▶ [SHORT TASK]
Where the line containing "What data populates" appears, begin retyping; continue exactly through the final line of the data. Omit every picture.

-.-.-

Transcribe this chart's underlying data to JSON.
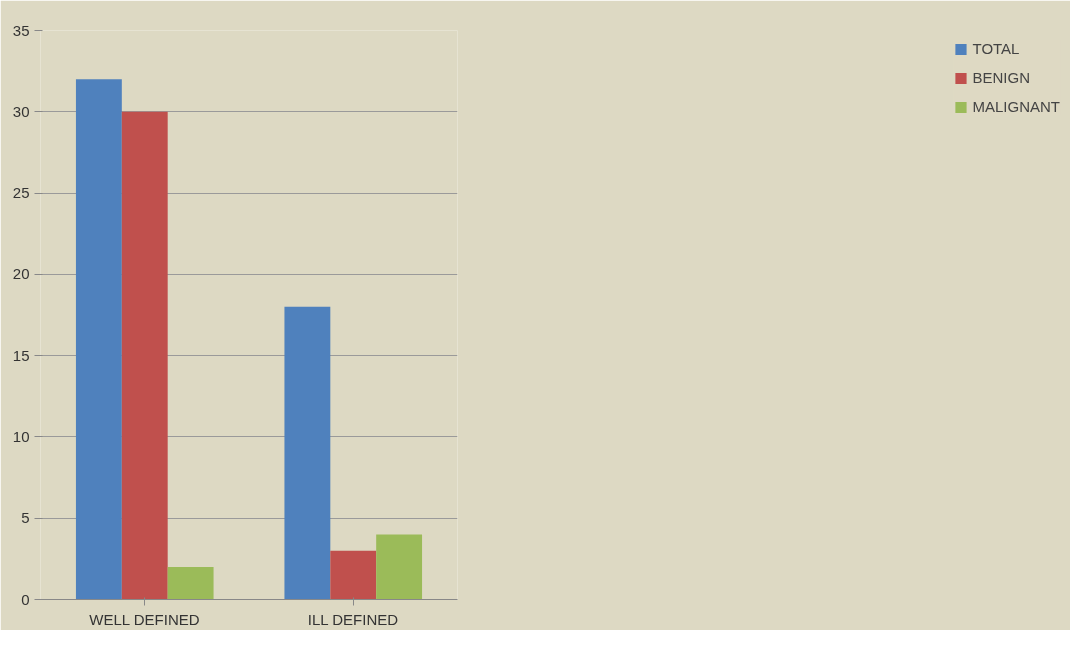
{
  "chart_data": {
    "type": "bar",
    "categories": [
      "WELL DEFINED",
      "ILL DEFINED"
    ],
    "series": [
      {
        "name": "TOTAL",
        "color": "#4f81bd",
        "values": [
          32,
          18
        ]
      },
      {
        "name": "BENIGN",
        "color": "#c0504d",
        "values": [
          30,
          3
        ]
      },
      {
        "name": "MALIGNANT",
        "color": "#9bbb59",
        "values": [
          2,
          4
        ]
      }
    ],
    "ylim": [
      0,
      35
    ],
    "yticks": [
      0,
      5,
      10,
      15,
      20,
      25,
      30,
      35
    ],
    "grid": "y",
    "legend": "right"
  }
}
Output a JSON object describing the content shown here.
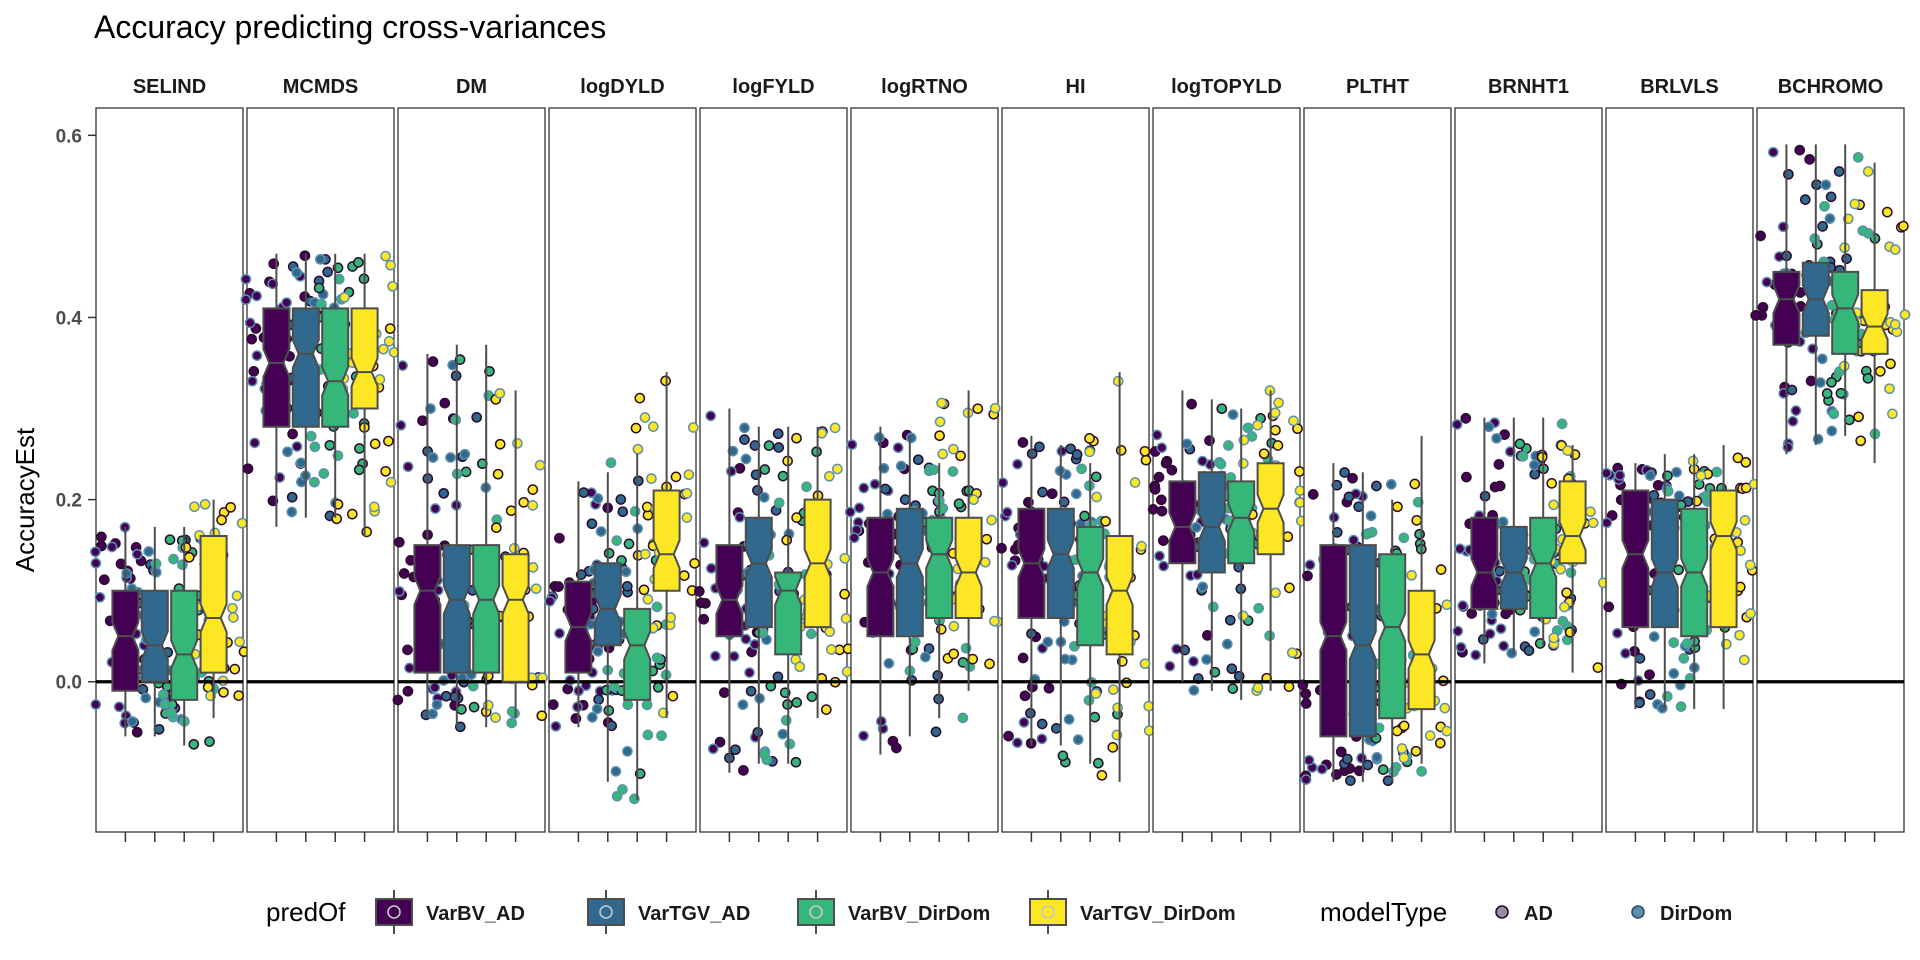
{
  "chart_data": {
    "type": "box",
    "title": "Accuracy predicting cross-variances",
    "ylabel": "AccuracyEst",
    "xlabel": "",
    "ylim": [
      -0.165,
      0.63
    ],
    "yticks": [
      0.0,
      0.2,
      0.4,
      0.6
    ],
    "ytick_labels": [
      "0.0",
      "0.2",
      "0.4",
      "0.6"
    ],
    "reference_line": 0.0,
    "panels": [
      "SELIND",
      "MCMDS",
      "DM",
      "logDYLD",
      "logFYLD",
      "logRTNO",
      "HI",
      "logTOPYLD",
      "PLTHT",
      "BRNHT1",
      "BRLVLS",
      "BCHROMO"
    ],
    "series": [
      {
        "name": "VarBV_AD",
        "color": "#440154",
        "stats": [
          [
            -0.06,
            -0.01,
            0.05,
            0.1,
            0.17
          ],
          [
            0.17,
            0.28,
            0.35,
            0.41,
            0.47
          ],
          [
            -0.04,
            0.01,
            0.1,
            0.15,
            0.36
          ],
          [
            -0.05,
            0.01,
            0.06,
            0.11,
            0.22
          ],
          [
            -0.1,
            0.05,
            0.09,
            0.15,
            0.3
          ],
          [
            -0.08,
            0.05,
            0.12,
            0.18,
            0.28
          ],
          [
            -0.07,
            0.07,
            0.13,
            0.19,
            0.27
          ],
          [
            0.0,
            0.13,
            0.17,
            0.22,
            0.32
          ],
          [
            -0.11,
            -0.06,
            0.05,
            0.15,
            0.24
          ],
          [
            0.02,
            0.08,
            0.12,
            0.18,
            0.29
          ],
          [
            -0.03,
            0.06,
            0.14,
            0.21,
            0.24
          ],
          [
            0.25,
            0.37,
            0.42,
            0.45,
            0.59
          ]
        ]
      },
      {
        "name": "VarTGV_AD",
        "color": "#31688E",
        "stats": [
          [
            -0.06,
            0.0,
            0.04,
            0.1,
            0.17
          ],
          [
            0.18,
            0.28,
            0.36,
            0.41,
            0.47
          ],
          [
            -0.05,
            0.01,
            0.09,
            0.15,
            0.37
          ],
          [
            -0.11,
            0.04,
            0.08,
            0.13,
            0.23
          ],
          [
            -0.09,
            0.06,
            0.13,
            0.18,
            0.28
          ],
          [
            -0.06,
            0.05,
            0.13,
            0.19,
            0.27
          ],
          [
            -0.07,
            0.07,
            0.14,
            0.19,
            0.26
          ],
          [
            -0.01,
            0.12,
            0.17,
            0.23,
            0.31
          ],
          [
            -0.11,
            -0.06,
            0.04,
            0.15,
            0.23
          ],
          [
            0.03,
            0.08,
            0.12,
            0.17,
            0.29
          ],
          [
            -0.03,
            0.06,
            0.12,
            0.2,
            0.25
          ],
          [
            0.26,
            0.38,
            0.42,
            0.46,
            0.59
          ]
        ]
      },
      {
        "name": "VarBV_DirDom",
        "color": "#35B779",
        "stats": [
          [
            -0.07,
            -0.02,
            0.03,
            0.1,
            0.17
          ],
          [
            0.18,
            0.28,
            0.33,
            0.41,
            0.47
          ],
          [
            -0.05,
            0.01,
            0.09,
            0.15,
            0.37
          ],
          [
            -0.13,
            -0.02,
            0.04,
            0.08,
            0.25
          ],
          [
            -0.09,
            0.03,
            0.1,
            0.12,
            0.28
          ],
          [
            -0.04,
            0.07,
            0.14,
            0.18,
            0.24
          ],
          [
            -0.09,
            0.04,
            0.12,
            0.17,
            0.24
          ],
          [
            -0.02,
            0.13,
            0.18,
            0.22,
            0.3
          ],
          [
            -0.11,
            -0.04,
            0.06,
            0.14,
            0.2
          ],
          [
            0.04,
            0.07,
            0.13,
            0.18,
            0.29
          ],
          [
            -0.03,
            0.05,
            0.12,
            0.19,
            0.25
          ],
          [
            0.27,
            0.36,
            0.41,
            0.45,
            0.59
          ]
        ]
      },
      {
        "name": "VarTGV_DirDom",
        "color": "#FDE725",
        "stats": [
          [
            -0.04,
            0.01,
            0.07,
            0.16,
            0.2
          ],
          [
            0.16,
            0.3,
            0.34,
            0.41,
            0.47
          ],
          [
            -0.04,
            0.0,
            0.09,
            0.14,
            0.32
          ],
          [
            -0.04,
            0.1,
            0.14,
            0.21,
            0.34
          ],
          [
            -0.04,
            0.06,
            0.13,
            0.2,
            0.28
          ],
          [
            -0.01,
            0.07,
            0.12,
            0.18,
            0.32
          ],
          [
            -0.11,
            0.03,
            0.1,
            0.16,
            0.34
          ],
          [
            -0.01,
            0.14,
            0.19,
            0.24,
            0.32
          ],
          [
            -0.09,
            -0.03,
            0.03,
            0.1,
            0.27
          ],
          [
            0.01,
            0.13,
            0.16,
            0.22,
            0.26
          ],
          [
            -0.03,
            0.06,
            0.16,
            0.21,
            0.26
          ],
          [
            0.24,
            0.36,
            0.39,
            0.43,
            0.57
          ]
        ]
      }
    ],
    "modelType": [
      {
        "name": "AD",
        "color": "#9a8aa3"
      },
      {
        "name": "DirDom",
        "color": "#5d8fae"
      }
    ],
    "points_per_group": 36,
    "legend": {
      "position": "bottom",
      "fill_title": "predOf",
      "shape_title": "modelType"
    }
  }
}
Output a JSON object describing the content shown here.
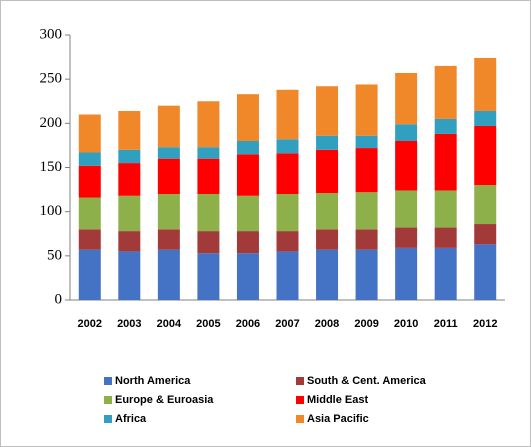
{
  "chart_data": {
    "type": "stacked-bar",
    "categories": [
      "2002",
      "2003",
      "2004",
      "2005",
      "2006",
      "2007",
      "2008",
      "2009",
      "2010",
      "2011",
      "2012"
    ],
    "series": [
      {
        "name": "North America",
        "color": "#4472c4",
        "values": [
          57,
          55,
          57,
          53,
          53,
          55,
          57,
          57,
          59,
          59,
          63
        ]
      },
      {
        "name": "South & Cent. America",
        "color": "#a33a3a",
        "values": [
          23,
          23,
          23,
          25,
          25,
          23,
          23,
          23,
          23,
          23,
          23
        ]
      },
      {
        "name": "Europe & Euroasia",
        "color": "#8db04a",
        "values": [
          36,
          40,
          40,
          42,
          40,
          42,
          41,
          42,
          42,
          42,
          44
        ]
      },
      {
        "name": "Middle East",
        "color": "#ff0000",
        "values": [
          36,
          37,
          40,
          40,
          47,
          46,
          49,
          50,
          56,
          64,
          67
        ]
      },
      {
        "name": "Africa",
        "color": "#31a0c0",
        "values": [
          15,
          15,
          13,
          13,
          15,
          16,
          16,
          14,
          19,
          17,
          17
        ]
      },
      {
        "name": "Asia Pacific",
        "color": "#f0882a",
        "values": [
          43,
          44,
          47,
          52,
          53,
          56,
          56,
          58,
          58,
          60,
          60
        ]
      }
    ],
    "ylim": [
      0,
      300
    ],
    "yticks": [
      0,
      50,
      100,
      150,
      200,
      250,
      300
    ],
    "grid": false,
    "legend": "bottom"
  }
}
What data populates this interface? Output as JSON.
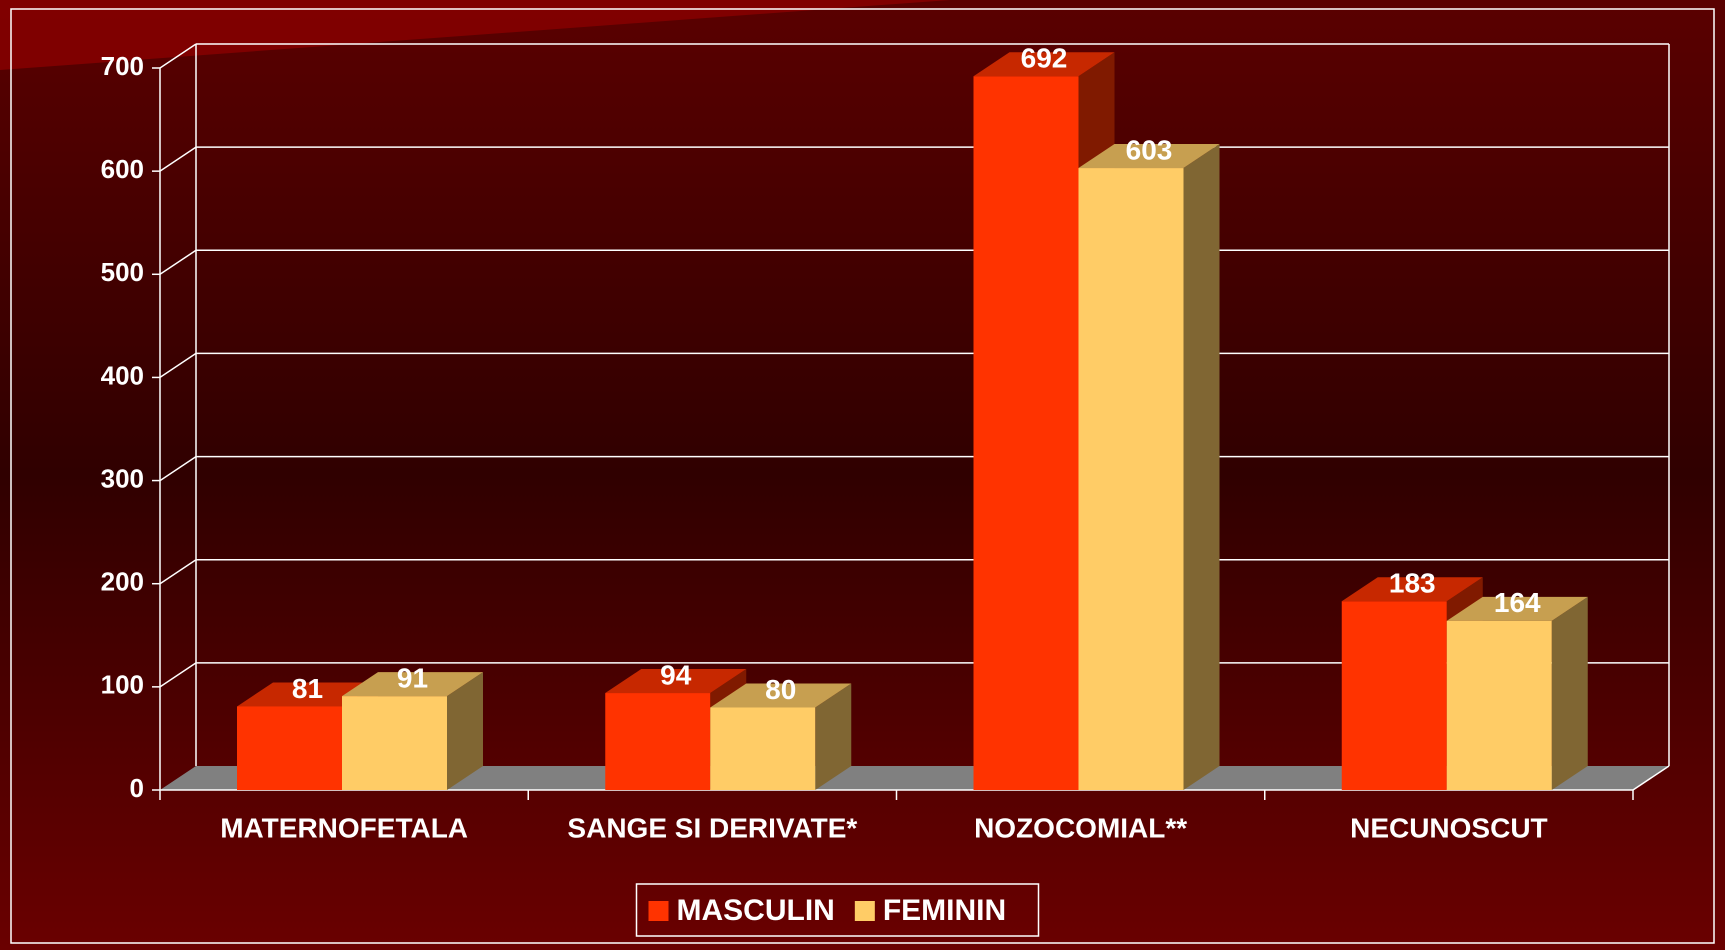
{
  "chart_data": {
    "type": "bar3d",
    "categories": [
      "MATERNOFETALA",
      "SANGE SI DERIVATE*",
      "NOZOCOMIAL**",
      "NECUNOSCUT"
    ],
    "series": [
      {
        "name": "MASCULIN",
        "color": "#ff3300",
        "values": [
          81,
          94,
          692,
          183
        ]
      },
      {
        "name": "FEMININ",
        "color": "#ffcc66",
        "values": [
          91,
          80,
          603,
          164
        ]
      }
    ],
    "ylim": [
      0,
      700
    ],
    "yticks": [
      0,
      100,
      200,
      300,
      400,
      500,
      600,
      700
    ],
    "grid": true,
    "legend": "bottom"
  }
}
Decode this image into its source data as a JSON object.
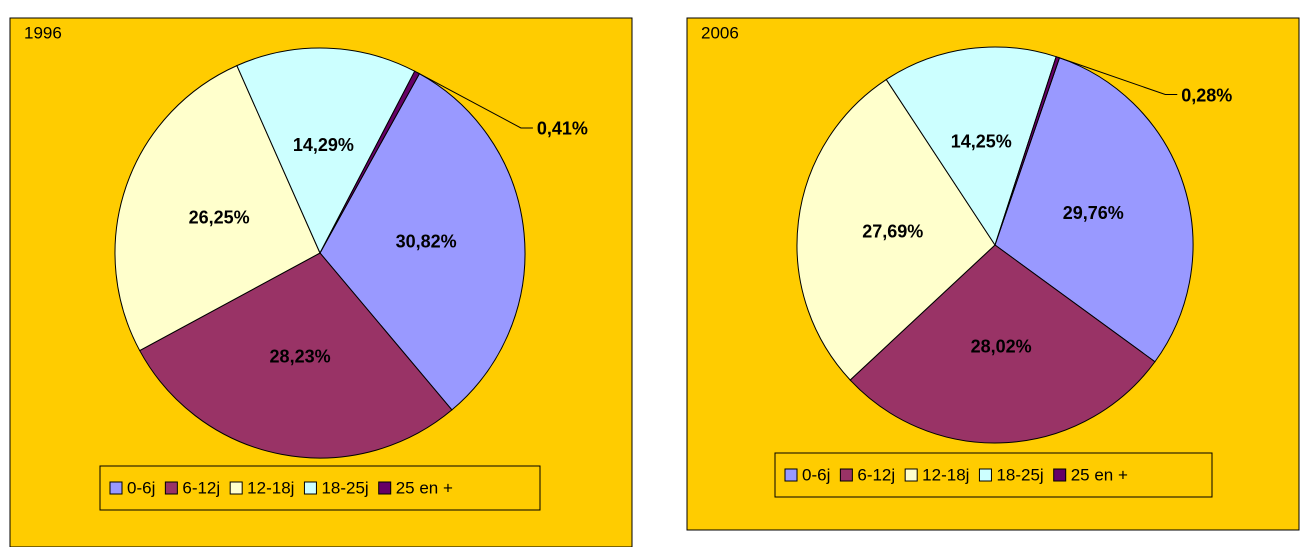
{
  "chart_data": [
    {
      "type": "pie",
      "title": "1996",
      "categories": [
        "0-6j",
        "6-12j",
        "12-18j",
        "18-25j",
        "25 en +"
      ],
      "values": [
        30.82,
        28.23,
        26.25,
        14.29,
        0.41
      ],
      "value_labels": [
        "30,82%",
        "28,23%",
        "26,25%",
        "14,29%",
        "0,41%"
      ],
      "colors": [
        "#9999FF",
        "#993366",
        "#FFFFCC",
        "#CCFFFF",
        "#660066"
      ],
      "legend": "bottom"
    },
    {
      "type": "pie",
      "title": "2006",
      "categories": [
        "0-6j",
        "6-12j",
        "12-18j",
        "18-25j",
        "25 en +"
      ],
      "values": [
        29.76,
        28.02,
        27.69,
        14.25,
        0.28
      ],
      "value_labels": [
        "29,76%",
        "28,02%",
        "27,69%",
        "14,25%",
        "0,28%"
      ],
      "colors": [
        "#9999FF",
        "#993366",
        "#FFFFCC",
        "#CCFFFF",
        "#660066"
      ],
      "legend": "bottom"
    }
  ]
}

-.-.-

▶ [ANSWER TO THE EXERCISE]
What data populates this interface? Output as JSON.
{
  "chart_data": {
    "type": "bar3d",
    "categories": [
      "MATERNOFETALA",
      "SANGE SI DERIVATE*",
      "NOZOCOMIAL**",
      "NECUNOSCUT"
    ],
    "series": [
      {
        "name": "MASCULIN",
        "color": "#ff3300",
        "values": [
          81,
          94,
          692,
          183
        ]
      },
      {
        "name": "FEMININ",
        "color": "#ffcc66",
        "values": [
          91,
          80,
          603,
          164
        ]
      }
    ],
    "ylim": [
      0,
      700
    ],
    "yticks": [
      0,
      100,
      200,
      300,
      400,
      500,
      600,
      700
    ],
    "grid": true,
    "legend": "bottom"
  }
}
Decode this image into its source data as a JSON object.
{
  "chart_data": [
    {
      "type": "pie",
      "title": "1996",
      "categories": [
        "0-6j",
        "6-12j",
        "12-18j",
        "18-25j",
        "25 en +"
      ],
      "values": [
        30.82,
        28.23,
        26.25,
        14.29,
        0.41
      ],
      "value_labels": [
        "30,82%",
        "28,23%",
        "26,25%",
        "14,29%",
        "0,41%"
      ],
      "colors": [
        "#9999FF",
        "#993366",
        "#FFFFCC",
        "#CCFFFF",
        "#660066"
      ],
      "legend": "bottom"
    },
    {
      "type": "pie",
      "title": "2006",
      "categories": [
        "0-6j",
        "6-12j",
        "12-18j",
        "18-25j",
        "25 en +"
      ],
      "values": [
        29.76,
        28.02,
        27.69,
        14.25,
        0.28
      ],
      "value_labels": [
        "29,76%",
        "28,02%",
        "27,69%",
        "14,25%",
        "0,28%"
      ],
      "colors": [
        "#9999FF",
        "#993366",
        "#FFFFCC",
        "#CCFFFF",
        "#660066"
      ],
      "legend": "bottom"
    }
  ]
}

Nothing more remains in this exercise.